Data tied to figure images
— Start —
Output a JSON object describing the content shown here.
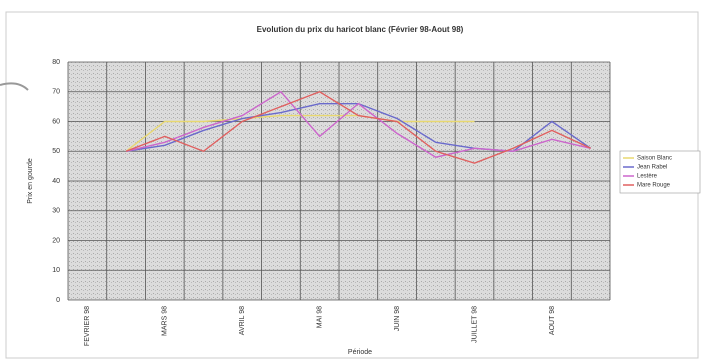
{
  "chart_data": {
    "type": "line",
    "title": "Evolution du prix du haricot blanc (Février 98-Aout 98)",
    "x_label": "Période",
    "y_label": "Prix en gourde",
    "categories": [
      "FEVRIER 98",
      null,
      "MARS 98",
      null,
      "AVRIL 98",
      null,
      "MAI 98",
      null,
      "JUIN 98",
      null,
      "JUILLET 98",
      null,
      "AOUT 98",
      null
    ],
    "series": [
      {
        "name": "Saison Blanc",
        "color": "#e8d870",
        "values": [
          null,
          50,
          60,
          60,
          61,
          62,
          62,
          62,
          60,
          60,
          60,
          null,
          null,
          null
        ]
      },
      {
        "name": "Jean Rabel",
        "color": "#6a6acc",
        "values": [
          null,
          50,
          52,
          57,
          61,
          63,
          66,
          66,
          61,
          53,
          51,
          50,
          60,
          51
        ]
      },
      {
        "name": "Lestère",
        "color": "#cc66cc",
        "values": [
          null,
          50,
          53,
          58,
          62,
          70,
          55,
          66,
          56,
          48,
          51,
          50,
          54,
          51
        ]
      },
      {
        "name": "Mare Rouge",
        "color": "#e06060",
        "values": [
          null,
          50,
          55,
          50,
          60,
          65,
          70,
          62,
          60,
          50,
          46,
          51,
          57,
          51
        ]
      }
    ],
    "ylim": [
      0,
      80
    ],
    "yticks": [
      0,
      10,
      20,
      30,
      40,
      50,
      60,
      70,
      80
    ],
    "grid": true,
    "legend": "right"
  }
}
— End —
EXERCISE DIRECTIONS —
Give only the number of lines in the data that hold the word "name".

SOLUTION FOR THIS TASK —
4